◆ Required task
In the entries below, find the lines with the word "Subprime" and copy them.

##### Supplied material #####

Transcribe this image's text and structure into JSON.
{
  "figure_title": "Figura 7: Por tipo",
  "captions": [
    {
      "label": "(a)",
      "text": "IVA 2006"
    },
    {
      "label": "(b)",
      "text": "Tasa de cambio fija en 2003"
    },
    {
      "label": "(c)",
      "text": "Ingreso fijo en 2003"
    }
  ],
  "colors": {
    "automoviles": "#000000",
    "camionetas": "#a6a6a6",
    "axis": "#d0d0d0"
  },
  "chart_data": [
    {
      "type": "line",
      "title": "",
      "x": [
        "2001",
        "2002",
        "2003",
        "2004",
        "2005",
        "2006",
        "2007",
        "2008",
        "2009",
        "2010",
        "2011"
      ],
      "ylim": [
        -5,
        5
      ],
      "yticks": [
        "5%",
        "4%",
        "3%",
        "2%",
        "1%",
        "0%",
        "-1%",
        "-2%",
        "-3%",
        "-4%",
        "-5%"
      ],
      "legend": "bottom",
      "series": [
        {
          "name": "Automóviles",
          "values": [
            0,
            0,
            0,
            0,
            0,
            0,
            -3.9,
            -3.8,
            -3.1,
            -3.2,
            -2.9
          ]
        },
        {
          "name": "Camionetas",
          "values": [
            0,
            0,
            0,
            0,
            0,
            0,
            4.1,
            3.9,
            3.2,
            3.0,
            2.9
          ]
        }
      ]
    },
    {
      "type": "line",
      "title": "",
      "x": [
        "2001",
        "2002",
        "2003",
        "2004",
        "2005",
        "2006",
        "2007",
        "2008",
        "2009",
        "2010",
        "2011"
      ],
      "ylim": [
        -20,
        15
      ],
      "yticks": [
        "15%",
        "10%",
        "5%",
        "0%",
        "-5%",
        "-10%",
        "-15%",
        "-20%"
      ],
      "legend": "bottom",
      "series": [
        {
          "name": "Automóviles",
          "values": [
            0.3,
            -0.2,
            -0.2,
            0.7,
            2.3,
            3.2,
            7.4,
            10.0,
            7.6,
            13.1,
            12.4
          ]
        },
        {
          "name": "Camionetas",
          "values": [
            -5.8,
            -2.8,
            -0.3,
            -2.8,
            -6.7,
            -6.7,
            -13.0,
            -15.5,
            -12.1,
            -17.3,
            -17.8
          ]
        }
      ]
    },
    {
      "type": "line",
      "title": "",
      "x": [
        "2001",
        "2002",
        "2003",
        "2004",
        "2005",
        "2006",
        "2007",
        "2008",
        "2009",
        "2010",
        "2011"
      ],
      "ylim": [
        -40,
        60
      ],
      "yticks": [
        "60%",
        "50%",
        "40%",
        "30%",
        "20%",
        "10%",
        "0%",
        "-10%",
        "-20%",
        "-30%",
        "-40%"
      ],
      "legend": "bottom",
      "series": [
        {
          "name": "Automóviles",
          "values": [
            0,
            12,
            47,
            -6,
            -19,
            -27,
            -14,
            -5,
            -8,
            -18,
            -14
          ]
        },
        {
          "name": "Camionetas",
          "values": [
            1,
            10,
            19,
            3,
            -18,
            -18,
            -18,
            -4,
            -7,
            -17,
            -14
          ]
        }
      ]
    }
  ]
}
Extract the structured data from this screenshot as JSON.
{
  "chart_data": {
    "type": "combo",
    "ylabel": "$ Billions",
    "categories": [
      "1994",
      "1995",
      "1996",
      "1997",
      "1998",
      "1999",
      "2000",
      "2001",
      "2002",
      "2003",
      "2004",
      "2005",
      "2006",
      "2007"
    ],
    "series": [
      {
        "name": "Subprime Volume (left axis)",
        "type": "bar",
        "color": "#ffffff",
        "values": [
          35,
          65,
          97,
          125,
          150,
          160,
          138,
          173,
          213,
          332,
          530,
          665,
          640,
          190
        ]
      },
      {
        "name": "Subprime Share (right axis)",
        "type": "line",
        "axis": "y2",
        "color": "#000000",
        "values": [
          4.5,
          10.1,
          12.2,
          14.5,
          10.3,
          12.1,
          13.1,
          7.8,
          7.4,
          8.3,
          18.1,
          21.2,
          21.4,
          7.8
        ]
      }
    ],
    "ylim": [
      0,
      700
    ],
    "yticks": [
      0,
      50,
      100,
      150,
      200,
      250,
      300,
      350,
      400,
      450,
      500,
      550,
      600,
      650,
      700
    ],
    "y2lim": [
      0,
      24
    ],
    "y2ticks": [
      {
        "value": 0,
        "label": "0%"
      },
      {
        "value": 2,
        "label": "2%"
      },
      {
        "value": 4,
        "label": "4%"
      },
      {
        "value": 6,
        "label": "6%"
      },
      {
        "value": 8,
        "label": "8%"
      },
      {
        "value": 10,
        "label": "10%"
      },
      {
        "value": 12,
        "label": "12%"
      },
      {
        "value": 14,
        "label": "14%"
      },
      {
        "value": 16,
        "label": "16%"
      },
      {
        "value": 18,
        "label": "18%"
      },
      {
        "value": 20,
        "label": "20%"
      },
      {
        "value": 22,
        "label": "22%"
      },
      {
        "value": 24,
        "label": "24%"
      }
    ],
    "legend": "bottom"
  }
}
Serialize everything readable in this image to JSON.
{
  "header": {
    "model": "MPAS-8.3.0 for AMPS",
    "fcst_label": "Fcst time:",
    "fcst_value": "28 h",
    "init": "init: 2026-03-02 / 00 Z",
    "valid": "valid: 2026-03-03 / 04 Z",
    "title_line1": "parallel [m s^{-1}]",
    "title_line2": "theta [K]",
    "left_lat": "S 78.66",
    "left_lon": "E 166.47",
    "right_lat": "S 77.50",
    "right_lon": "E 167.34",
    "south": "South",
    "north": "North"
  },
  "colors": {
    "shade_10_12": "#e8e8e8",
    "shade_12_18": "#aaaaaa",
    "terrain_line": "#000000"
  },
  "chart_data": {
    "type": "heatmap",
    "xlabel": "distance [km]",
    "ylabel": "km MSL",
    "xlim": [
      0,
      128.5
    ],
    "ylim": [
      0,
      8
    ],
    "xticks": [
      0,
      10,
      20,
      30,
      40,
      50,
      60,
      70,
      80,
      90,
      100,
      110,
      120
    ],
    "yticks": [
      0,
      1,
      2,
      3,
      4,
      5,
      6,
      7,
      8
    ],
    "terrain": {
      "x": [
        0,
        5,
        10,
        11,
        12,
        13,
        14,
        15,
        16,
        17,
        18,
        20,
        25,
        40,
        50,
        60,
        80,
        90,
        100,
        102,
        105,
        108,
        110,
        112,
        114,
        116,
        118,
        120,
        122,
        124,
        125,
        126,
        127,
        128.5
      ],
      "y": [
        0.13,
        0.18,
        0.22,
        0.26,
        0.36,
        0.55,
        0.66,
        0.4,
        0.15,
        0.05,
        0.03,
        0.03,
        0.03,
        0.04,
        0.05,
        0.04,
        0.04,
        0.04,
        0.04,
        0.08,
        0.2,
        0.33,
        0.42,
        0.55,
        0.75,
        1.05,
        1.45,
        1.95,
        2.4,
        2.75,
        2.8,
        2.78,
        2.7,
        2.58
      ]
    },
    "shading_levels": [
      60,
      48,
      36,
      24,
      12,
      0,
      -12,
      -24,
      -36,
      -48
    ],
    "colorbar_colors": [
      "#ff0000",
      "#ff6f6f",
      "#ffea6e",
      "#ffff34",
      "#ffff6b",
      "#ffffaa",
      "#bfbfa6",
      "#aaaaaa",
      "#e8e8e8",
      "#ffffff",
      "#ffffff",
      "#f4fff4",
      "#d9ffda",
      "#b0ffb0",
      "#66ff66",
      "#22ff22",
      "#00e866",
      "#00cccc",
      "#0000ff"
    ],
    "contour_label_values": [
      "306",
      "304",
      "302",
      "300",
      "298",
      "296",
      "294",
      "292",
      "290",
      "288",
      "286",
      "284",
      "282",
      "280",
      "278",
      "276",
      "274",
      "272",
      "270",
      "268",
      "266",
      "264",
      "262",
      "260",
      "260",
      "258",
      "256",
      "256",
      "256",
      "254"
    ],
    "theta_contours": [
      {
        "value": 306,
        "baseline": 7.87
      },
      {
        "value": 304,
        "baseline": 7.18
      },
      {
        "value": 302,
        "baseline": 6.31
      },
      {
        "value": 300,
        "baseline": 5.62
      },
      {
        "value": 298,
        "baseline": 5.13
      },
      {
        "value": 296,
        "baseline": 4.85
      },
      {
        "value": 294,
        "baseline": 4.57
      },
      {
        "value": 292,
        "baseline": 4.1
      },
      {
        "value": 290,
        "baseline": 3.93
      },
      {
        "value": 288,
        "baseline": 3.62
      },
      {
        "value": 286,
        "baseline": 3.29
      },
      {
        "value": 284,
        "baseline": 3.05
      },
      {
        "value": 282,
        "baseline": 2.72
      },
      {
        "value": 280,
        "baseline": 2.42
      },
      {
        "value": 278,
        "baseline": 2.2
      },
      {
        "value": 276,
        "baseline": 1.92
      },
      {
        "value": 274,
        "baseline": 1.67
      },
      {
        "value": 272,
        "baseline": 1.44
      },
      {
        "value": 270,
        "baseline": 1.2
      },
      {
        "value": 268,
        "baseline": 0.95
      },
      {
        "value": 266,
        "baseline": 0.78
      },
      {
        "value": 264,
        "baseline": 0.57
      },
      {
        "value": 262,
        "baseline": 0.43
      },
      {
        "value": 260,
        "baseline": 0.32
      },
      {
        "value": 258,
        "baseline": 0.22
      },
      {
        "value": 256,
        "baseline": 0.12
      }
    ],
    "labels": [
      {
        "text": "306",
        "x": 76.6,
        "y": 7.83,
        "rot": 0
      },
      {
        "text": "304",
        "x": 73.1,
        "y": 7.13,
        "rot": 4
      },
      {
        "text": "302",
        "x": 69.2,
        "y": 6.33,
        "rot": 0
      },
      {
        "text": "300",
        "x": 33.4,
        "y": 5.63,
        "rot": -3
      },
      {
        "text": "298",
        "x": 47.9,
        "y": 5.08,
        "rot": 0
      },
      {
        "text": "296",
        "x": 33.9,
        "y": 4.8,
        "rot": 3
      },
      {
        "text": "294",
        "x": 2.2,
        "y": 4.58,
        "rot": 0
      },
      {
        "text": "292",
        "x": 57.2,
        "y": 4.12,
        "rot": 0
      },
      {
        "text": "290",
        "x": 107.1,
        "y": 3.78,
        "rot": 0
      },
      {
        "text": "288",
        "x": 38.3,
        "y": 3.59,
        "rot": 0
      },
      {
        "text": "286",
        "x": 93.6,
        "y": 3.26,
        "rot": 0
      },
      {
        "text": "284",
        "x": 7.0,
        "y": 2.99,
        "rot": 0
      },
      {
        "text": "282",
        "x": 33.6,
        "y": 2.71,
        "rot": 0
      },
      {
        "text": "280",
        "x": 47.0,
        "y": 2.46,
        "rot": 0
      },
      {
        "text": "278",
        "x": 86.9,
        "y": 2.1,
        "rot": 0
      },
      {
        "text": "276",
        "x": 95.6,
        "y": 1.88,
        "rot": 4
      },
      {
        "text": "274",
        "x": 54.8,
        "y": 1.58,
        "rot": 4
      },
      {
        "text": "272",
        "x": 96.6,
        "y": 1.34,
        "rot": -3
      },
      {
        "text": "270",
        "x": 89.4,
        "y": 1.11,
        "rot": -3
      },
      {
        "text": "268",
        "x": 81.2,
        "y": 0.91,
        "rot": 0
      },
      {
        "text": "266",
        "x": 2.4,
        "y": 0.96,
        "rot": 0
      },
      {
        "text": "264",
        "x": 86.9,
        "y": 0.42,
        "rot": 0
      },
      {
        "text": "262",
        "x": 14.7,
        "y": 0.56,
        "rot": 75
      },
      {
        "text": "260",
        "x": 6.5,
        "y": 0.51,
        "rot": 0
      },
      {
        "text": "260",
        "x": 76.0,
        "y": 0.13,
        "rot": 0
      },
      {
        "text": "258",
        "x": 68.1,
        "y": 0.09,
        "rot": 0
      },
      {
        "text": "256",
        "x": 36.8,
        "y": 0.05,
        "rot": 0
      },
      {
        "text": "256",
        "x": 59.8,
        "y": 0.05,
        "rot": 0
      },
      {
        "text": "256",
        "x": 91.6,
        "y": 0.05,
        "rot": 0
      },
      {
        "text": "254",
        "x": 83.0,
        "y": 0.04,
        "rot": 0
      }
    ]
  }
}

#####

◆ Full response
        "name": "Subprime Volume (left axis)",
        "name": "Subprime Share (right axis)",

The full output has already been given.